## Objective
Pick out each line containing the string "opportunities".
==== Entries shown
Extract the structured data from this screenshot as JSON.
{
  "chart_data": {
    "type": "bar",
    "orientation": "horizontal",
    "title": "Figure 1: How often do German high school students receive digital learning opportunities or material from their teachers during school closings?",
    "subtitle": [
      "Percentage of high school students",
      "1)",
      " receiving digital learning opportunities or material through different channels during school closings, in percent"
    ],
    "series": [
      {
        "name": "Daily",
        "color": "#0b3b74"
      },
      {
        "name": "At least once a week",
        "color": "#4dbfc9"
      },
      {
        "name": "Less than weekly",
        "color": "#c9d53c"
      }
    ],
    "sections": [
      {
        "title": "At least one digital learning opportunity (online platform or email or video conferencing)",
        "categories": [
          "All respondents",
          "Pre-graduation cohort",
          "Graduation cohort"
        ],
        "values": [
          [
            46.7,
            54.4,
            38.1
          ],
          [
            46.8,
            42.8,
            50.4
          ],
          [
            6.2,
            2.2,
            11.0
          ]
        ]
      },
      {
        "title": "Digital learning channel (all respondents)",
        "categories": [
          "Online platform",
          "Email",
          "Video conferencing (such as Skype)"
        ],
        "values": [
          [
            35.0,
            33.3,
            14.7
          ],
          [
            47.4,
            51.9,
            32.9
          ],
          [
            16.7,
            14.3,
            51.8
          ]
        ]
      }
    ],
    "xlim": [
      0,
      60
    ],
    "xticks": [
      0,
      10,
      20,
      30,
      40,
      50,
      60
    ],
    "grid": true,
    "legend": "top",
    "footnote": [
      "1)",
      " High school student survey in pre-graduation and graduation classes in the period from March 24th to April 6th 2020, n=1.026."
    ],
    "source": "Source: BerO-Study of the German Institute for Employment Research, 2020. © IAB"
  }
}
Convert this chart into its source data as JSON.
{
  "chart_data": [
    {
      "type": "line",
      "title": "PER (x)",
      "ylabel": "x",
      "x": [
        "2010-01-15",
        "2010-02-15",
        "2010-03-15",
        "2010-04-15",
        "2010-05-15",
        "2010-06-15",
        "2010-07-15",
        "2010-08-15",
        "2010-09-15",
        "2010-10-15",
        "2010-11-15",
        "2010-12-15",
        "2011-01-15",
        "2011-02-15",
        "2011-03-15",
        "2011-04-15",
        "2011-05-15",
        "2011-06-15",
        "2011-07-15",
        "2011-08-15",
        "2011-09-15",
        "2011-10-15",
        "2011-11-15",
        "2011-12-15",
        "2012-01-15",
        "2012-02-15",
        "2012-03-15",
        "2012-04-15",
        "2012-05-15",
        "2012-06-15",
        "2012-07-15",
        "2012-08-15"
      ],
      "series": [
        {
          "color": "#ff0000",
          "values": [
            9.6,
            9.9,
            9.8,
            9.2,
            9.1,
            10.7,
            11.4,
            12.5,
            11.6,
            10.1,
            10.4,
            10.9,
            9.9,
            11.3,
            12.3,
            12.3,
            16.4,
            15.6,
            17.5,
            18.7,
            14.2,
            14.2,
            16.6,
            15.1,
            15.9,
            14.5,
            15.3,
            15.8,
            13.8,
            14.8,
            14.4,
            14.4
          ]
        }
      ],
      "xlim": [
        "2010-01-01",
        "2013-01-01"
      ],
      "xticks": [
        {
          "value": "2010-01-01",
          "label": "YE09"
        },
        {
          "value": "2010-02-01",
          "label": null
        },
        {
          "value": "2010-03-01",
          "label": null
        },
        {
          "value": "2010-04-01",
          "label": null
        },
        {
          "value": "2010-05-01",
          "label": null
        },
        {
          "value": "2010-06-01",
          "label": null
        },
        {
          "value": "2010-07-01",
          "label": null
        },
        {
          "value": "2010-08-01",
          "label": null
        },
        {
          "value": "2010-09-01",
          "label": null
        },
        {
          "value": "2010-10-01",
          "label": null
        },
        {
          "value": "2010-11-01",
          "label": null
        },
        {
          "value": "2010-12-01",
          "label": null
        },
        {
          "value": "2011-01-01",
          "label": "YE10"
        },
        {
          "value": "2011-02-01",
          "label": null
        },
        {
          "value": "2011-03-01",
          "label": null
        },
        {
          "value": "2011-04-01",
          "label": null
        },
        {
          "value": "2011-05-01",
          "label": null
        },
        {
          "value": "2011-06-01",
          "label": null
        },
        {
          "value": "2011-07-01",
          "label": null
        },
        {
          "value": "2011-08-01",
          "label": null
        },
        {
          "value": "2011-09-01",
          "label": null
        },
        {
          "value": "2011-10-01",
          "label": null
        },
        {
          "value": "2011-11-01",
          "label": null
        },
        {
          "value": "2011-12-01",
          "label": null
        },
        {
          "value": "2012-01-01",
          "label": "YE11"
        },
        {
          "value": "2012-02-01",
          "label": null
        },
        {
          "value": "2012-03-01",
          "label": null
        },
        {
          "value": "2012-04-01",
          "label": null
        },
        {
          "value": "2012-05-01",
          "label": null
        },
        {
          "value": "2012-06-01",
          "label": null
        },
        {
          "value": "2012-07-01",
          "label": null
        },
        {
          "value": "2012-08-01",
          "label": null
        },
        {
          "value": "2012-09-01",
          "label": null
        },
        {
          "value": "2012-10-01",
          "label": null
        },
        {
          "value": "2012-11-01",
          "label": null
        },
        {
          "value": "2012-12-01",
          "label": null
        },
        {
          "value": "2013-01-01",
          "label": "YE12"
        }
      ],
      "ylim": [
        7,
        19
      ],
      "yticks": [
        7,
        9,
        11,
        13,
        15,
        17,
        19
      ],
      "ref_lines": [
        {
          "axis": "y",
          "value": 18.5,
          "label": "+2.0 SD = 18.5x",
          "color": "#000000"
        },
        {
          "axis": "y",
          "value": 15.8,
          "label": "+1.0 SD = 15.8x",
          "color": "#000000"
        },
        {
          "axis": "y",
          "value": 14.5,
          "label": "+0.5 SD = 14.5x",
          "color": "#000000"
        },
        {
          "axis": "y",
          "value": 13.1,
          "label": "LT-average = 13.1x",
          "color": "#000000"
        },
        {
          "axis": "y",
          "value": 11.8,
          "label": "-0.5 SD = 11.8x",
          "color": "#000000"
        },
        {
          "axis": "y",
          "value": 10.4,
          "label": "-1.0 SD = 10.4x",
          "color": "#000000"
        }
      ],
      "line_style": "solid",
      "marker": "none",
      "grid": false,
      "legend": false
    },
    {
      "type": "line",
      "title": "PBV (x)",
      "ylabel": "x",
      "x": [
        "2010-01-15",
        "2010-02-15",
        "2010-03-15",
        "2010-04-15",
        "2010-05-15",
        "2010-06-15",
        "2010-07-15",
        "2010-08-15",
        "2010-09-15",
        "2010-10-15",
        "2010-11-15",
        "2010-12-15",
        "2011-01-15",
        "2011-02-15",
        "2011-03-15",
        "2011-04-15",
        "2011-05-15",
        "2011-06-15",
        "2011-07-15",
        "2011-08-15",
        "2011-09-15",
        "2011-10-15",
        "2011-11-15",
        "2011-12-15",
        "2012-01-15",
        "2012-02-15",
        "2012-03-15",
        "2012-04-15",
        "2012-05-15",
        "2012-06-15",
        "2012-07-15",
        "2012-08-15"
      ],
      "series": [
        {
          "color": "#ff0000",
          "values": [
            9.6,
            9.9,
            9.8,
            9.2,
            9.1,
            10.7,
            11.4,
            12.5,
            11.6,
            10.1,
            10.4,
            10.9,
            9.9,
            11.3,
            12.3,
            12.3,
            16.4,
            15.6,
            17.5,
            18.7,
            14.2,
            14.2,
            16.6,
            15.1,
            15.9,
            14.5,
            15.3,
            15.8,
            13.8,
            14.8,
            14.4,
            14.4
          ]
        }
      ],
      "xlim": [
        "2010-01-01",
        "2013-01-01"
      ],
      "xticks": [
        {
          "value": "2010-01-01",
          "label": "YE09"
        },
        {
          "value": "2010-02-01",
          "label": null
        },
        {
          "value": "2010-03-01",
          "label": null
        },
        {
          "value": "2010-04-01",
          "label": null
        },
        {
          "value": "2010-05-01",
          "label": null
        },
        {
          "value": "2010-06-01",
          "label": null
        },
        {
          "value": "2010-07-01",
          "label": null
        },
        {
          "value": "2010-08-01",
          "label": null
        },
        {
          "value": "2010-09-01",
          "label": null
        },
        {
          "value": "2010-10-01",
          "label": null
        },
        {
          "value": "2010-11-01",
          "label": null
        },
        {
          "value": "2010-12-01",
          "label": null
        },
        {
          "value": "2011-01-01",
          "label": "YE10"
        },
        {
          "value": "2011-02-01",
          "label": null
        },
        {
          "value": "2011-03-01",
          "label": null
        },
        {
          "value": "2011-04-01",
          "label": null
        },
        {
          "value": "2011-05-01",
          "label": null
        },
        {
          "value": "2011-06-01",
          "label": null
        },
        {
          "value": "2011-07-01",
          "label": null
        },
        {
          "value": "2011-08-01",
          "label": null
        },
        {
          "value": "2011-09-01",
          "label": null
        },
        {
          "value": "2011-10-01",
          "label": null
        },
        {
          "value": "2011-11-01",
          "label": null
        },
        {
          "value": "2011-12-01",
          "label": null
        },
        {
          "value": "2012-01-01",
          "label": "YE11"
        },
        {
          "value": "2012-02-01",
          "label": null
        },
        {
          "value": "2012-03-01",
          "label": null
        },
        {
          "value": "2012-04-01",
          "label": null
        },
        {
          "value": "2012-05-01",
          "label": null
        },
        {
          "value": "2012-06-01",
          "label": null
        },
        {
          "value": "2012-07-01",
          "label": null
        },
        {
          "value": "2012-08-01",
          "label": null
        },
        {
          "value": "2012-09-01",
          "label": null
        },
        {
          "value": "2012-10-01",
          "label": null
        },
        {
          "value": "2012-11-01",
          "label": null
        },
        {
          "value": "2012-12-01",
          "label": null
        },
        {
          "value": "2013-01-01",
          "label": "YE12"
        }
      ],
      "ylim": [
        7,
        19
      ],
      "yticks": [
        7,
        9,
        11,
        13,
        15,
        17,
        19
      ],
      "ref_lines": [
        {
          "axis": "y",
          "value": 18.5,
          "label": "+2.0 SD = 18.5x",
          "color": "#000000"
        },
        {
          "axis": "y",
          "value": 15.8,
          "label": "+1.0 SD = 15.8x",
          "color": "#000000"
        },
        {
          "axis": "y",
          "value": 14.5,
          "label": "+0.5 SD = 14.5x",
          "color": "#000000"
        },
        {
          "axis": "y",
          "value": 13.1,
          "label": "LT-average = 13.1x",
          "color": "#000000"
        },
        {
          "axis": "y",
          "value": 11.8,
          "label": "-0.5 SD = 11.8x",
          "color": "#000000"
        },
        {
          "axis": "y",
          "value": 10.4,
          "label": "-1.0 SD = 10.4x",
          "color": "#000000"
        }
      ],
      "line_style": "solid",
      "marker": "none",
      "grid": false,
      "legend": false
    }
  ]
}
========
## Task solution
    "title": "Figure 1: How often do German high school students receive digital learning opportunities or material from their teachers during school closings?",
      " receiving digital learning opportunities or material through different channels during school closings, in percent"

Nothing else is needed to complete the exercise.